— START OF Supplied entries —

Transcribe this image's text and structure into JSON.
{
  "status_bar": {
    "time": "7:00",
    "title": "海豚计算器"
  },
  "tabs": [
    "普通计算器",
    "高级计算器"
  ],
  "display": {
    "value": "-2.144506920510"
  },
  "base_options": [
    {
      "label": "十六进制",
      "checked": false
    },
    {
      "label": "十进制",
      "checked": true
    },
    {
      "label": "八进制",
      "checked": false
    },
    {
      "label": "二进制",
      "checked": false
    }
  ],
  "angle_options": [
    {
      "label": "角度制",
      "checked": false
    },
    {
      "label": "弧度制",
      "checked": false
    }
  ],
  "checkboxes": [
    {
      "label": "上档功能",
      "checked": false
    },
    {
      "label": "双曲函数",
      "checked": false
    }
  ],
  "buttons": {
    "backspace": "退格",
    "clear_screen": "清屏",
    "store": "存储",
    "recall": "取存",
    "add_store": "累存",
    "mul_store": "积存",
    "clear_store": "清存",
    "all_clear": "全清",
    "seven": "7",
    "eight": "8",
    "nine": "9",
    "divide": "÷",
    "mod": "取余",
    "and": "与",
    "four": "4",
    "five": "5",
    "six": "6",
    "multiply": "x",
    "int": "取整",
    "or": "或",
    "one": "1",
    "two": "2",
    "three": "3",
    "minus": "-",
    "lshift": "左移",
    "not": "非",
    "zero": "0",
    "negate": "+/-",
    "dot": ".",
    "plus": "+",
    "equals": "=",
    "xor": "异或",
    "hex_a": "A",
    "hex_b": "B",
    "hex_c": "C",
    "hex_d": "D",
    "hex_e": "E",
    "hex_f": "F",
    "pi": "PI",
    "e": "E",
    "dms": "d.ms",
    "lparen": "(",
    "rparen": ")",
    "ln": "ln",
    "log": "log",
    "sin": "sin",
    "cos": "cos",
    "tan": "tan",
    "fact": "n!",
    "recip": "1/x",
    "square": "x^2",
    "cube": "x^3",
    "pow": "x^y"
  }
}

— END OF Supplied entries —

Look through the material and say how many lines hold "label". Give the number only.

8